Records from a dataset:
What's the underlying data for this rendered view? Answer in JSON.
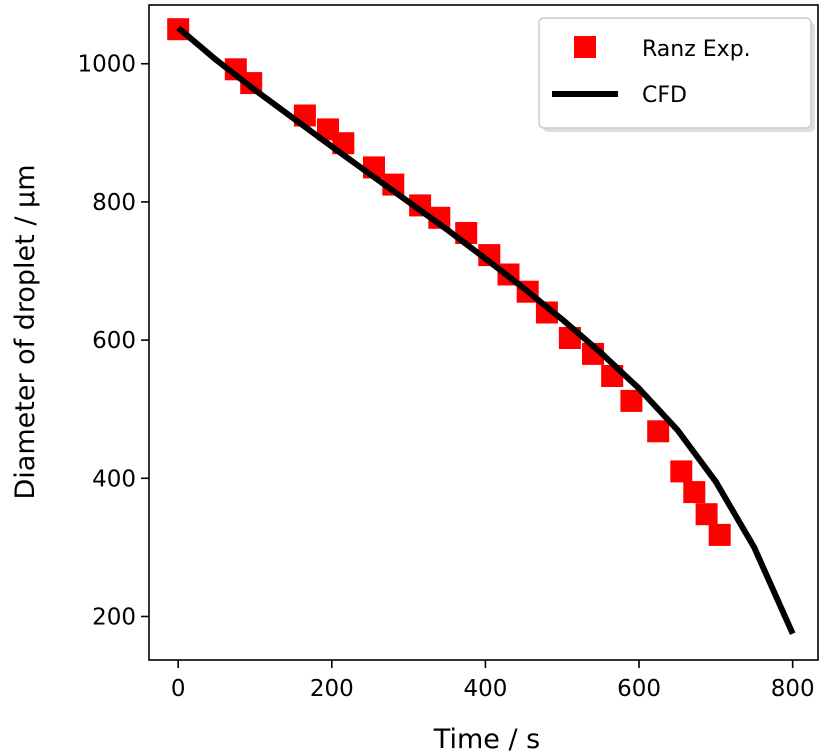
{
  "chart_data": {
    "type": "scatter",
    "title": "",
    "xlabel": "Time / s",
    "ylabel": "Diameter of droplet / µm",
    "xlim": [
      -38,
      833
    ],
    "ylim": [
      137,
      1085
    ],
    "xticks": [
      0,
      200,
      400,
      600,
      800
    ],
    "yticks": [
      200,
      400,
      600,
      800,
      1000
    ],
    "grid": false,
    "legend": {
      "placement": "top-right"
    },
    "series": [
      {
        "name": "Ranz Exp.",
        "kind": "scatter",
        "marker": "square",
        "color": "#ff0000",
        "x": [
          0,
          75,
          95,
          165,
          195,
          215,
          255,
          280,
          315,
          340,
          375,
          405,
          430,
          455,
          480,
          510,
          540,
          565,
          590,
          625,
          655,
          672,
          688,
          705
        ],
        "y": [
          1050,
          992,
          972,
          925,
          905,
          885,
          850,
          825,
          795,
          777,
          755,
          723,
          695,
          670,
          640,
          603,
          580,
          548,
          512,
          468,
          410,
          380,
          348,
          318
        ]
      },
      {
        "name": "CFD",
        "kind": "line",
        "color": "#000000",
        "x": [
          0,
          50,
          100,
          150,
          200,
          250,
          300,
          350,
          400,
          450,
          500,
          550,
          600,
          650,
          700,
          750,
          800
        ],
        "y": [
          1052,
          1005,
          962,
          921,
          880,
          840,
          800,
          760,
          718,
          675,
          630,
          582,
          530,
          470,
          395,
          300,
          175
        ]
      }
    ]
  }
}
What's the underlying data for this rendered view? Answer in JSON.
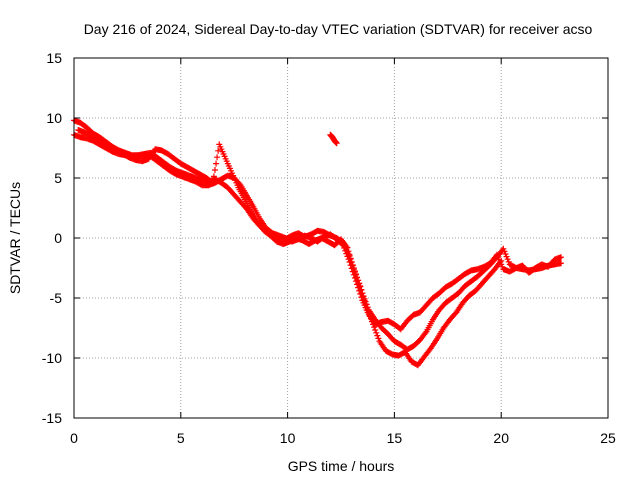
{
  "chart_data": {
    "type": "scatter",
    "title": "Day 216 of 2024, Sidereal Day-to-day VTEC variation (SDTVAR) for receiver acso",
    "xlabel": "GPS time / hours",
    "ylabel": "SDTVAR / TECUs",
    "xlim": [
      0,
      25
    ],
    "ylim": [
      -15,
      15
    ],
    "xticks": [
      "0",
      "5",
      "10",
      "15",
      "20",
      "25"
    ],
    "yticks": [
      "15",
      "10",
      "5",
      "0",
      "-5",
      "-10",
      "-15"
    ],
    "grid": true,
    "marker": "+",
    "color": "#ff0000",
    "series": [
      {
        "name": "trace-a",
        "x": [
          0.0,
          0.3,
          0.6,
          0.9,
          1.2,
          1.5,
          1.8,
          2.1,
          2.4,
          2.7,
          3.0,
          3.3,
          3.6,
          3.9,
          4.2,
          4.5,
          4.8,
          5.1,
          5.4,
          5.7,
          6.0,
          6.3,
          6.6,
          6.9,
          7.2,
          7.5,
          7.8,
          8.1,
          8.4,
          8.7,
          9.0,
          9.3,
          9.6,
          9.9,
          10.2,
          10.5,
          10.8,
          11.1,
          11.4,
          11.7,
          12.0,
          12.3,
          12.6,
          12.9,
          13.2,
          13.5,
          13.8,
          14.1,
          14.4,
          14.7,
          15.0,
          15.3,
          15.6,
          15.9,
          16.2,
          16.5,
          16.8,
          17.1,
          17.4,
          17.7,
          18.0,
          18.3,
          18.6,
          18.9,
          19.2,
          19.5,
          19.8,
          20.1,
          20.4,
          20.7,
          21.0,
          21.3,
          21.6,
          21.9,
          22.2,
          22.5,
          22.8
        ],
        "y": [
          9.8,
          9.6,
          9.2,
          8.7,
          8.4,
          8.0,
          7.6,
          7.3,
          7.1,
          6.9,
          6.9,
          7.0,
          7.1,
          6.7,
          6.3,
          5.9,
          5.6,
          5.4,
          5.2,
          5.0,
          4.8,
          4.7,
          4.9,
          4.6,
          4.2,
          3.6,
          3.0,
          2.4,
          1.6,
          1.0,
          0.6,
          0.3,
          0.0,
          -0.1,
          0.2,
          0.4,
          0.1,
          0.3,
          0.6,
          0.5,
          0.2,
          0.0,
          -0.4,
          -1.5,
          -3.0,
          -4.6,
          -6.0,
          -6.8,
          -7.5,
          -8.0,
          -8.6,
          -8.9,
          -9.3,
          -9.0,
          -8.5,
          -7.8,
          -6.8,
          -6.0,
          -5.4,
          -5.0,
          -4.6,
          -4.0,
          -3.6,
          -3.2,
          -2.7,
          -2.2,
          -1.6,
          -0.9,
          -2.2,
          -2.5,
          -2.6,
          -2.7,
          -2.6,
          -2.5,
          -2.3,
          -2.2,
          -2.1
        ]
      },
      {
        "name": "trace-b",
        "x": [
          0.2,
          0.5,
          0.8,
          1.1,
          1.4,
          1.7,
          2.0,
          2.3,
          2.6,
          2.9,
          3.2,
          3.5,
          3.8,
          4.1,
          4.4,
          4.7,
          5.0,
          5.3,
          5.6,
          5.9,
          6.2,
          6.5,
          6.8,
          7.1,
          7.4,
          7.7,
          8.0,
          8.3,
          8.6,
          8.9,
          9.2,
          9.5,
          9.8,
          10.1,
          10.4,
          10.7,
          11.0,
          11.3,
          11.6,
          11.9,
          12.2,
          12.5,
          12.8,
          13.1,
          13.4,
          13.7,
          14.0,
          14.3,
          14.6,
          14.9,
          15.2,
          15.5,
          15.8,
          16.1,
          16.4,
          16.7,
          17.0,
          17.3,
          17.6,
          17.9,
          18.2,
          18.5,
          18.8,
          19.1,
          19.4,
          19.7,
          20.0
        ],
        "y": [
          9.0,
          8.8,
          8.5,
          8.2,
          7.9,
          7.6,
          7.3,
          7.0,
          6.7,
          6.5,
          6.4,
          6.6,
          7.4,
          7.3,
          7.0,
          6.6,
          6.2,
          5.9,
          5.6,
          5.3,
          5.0,
          4.6,
          7.8,
          6.6,
          5.4,
          4.2,
          3.2,
          2.2,
          1.3,
          0.6,
          0.2,
          -0.3,
          -0.5,
          -0.3,
          0.0,
          -0.2,
          -0.5,
          -0.2,
          0.0,
          -0.3,
          -0.6,
          -0.1,
          -0.8,
          -2.6,
          -4.0,
          -5.8,
          -7.2,
          -8.6,
          -9.4,
          -9.7,
          -9.8,
          -9.5,
          -10.3,
          -10.6,
          -9.9,
          -9.2,
          -8.4,
          -7.5,
          -6.8,
          -6.2,
          -5.4,
          -4.8,
          -4.4,
          -3.8,
          -3.2,
          -2.6,
          -1.9
        ]
      },
      {
        "name": "trace-c",
        "x": [
          0.0,
          0.3,
          0.6,
          0.9,
          1.2,
          1.5,
          1.8,
          2.1,
          2.4,
          2.7,
          3.0,
          3.3,
          3.6,
          3.9,
          4.2,
          4.5,
          4.8,
          5.1,
          5.4,
          5.7,
          6.0,
          6.3,
          6.6,
          6.9,
          7.2,
          7.5,
          7.8,
          8.1,
          8.4,
          8.7,
          9.0,
          9.3,
          9.6,
          9.9,
          10.2,
          10.5,
          10.8,
          11.1,
          11.4,
          11.7,
          12.0,
          12.3,
          12.6,
          12.9,
          13.2,
          13.5,
          13.8,
          14.1,
          14.4,
          14.7,
          15.0,
          15.3,
          15.6,
          15.9,
          16.2,
          16.5,
          16.8,
          17.1,
          17.4,
          17.7,
          18.0,
          18.3,
          18.6,
          18.9,
          19.2,
          19.5,
          19.8,
          20.1,
          20.4,
          20.7,
          21.0,
          21.3,
          21.6,
          21.9,
          22.2,
          22.5,
          22.8
        ],
        "y": [
          8.6,
          8.4,
          8.3,
          8.1,
          7.8,
          7.5,
          7.2,
          7.0,
          6.9,
          6.8,
          6.8,
          6.9,
          6.8,
          6.4,
          6.0,
          5.6,
          5.3,
          5.1,
          4.9,
          4.7,
          4.4,
          4.4,
          4.6,
          4.9,
          5.2,
          5.0,
          4.4,
          3.5,
          2.6,
          1.6,
          0.8,
          0.4,
          0.2,
          0.0,
          -0.3,
          -0.1,
          0.2,
          0.0,
          -0.3,
          0.1,
          0.3,
          -0.1,
          -0.6,
          -2.0,
          -3.6,
          -5.2,
          -6.4,
          -7.2,
          -7.0,
          -6.9,
          -7.2,
          -7.6,
          -6.9,
          -6.4,
          -6.2,
          -5.6,
          -5.0,
          -4.6,
          -4.1,
          -3.8,
          -3.4,
          -3.0,
          -2.7,
          -2.6,
          -2.4,
          -2.1,
          -1.4,
          -2.6,
          -2.8,
          -2.5,
          -2.3,
          -2.9,
          -2.5,
          -2.2,
          -2.4,
          -1.8,
          -1.6
        ]
      },
      {
        "name": "isolated",
        "x": [
          12.0,
          12.1,
          12.2,
          12.3
        ],
        "y": [
          8.6,
          8.4,
          8.1,
          7.9
        ]
      }
    ]
  }
}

**TASK**:
Scan the lines for the string "name". Copy out each line that matches.

**THE RESPONSE**:
        "name": "Ranz Exp.",
        "name": "CFD",
        "name": "trace-a",
        "name": "trace-b",
        "name": "trace-c",
        "name": "isolated",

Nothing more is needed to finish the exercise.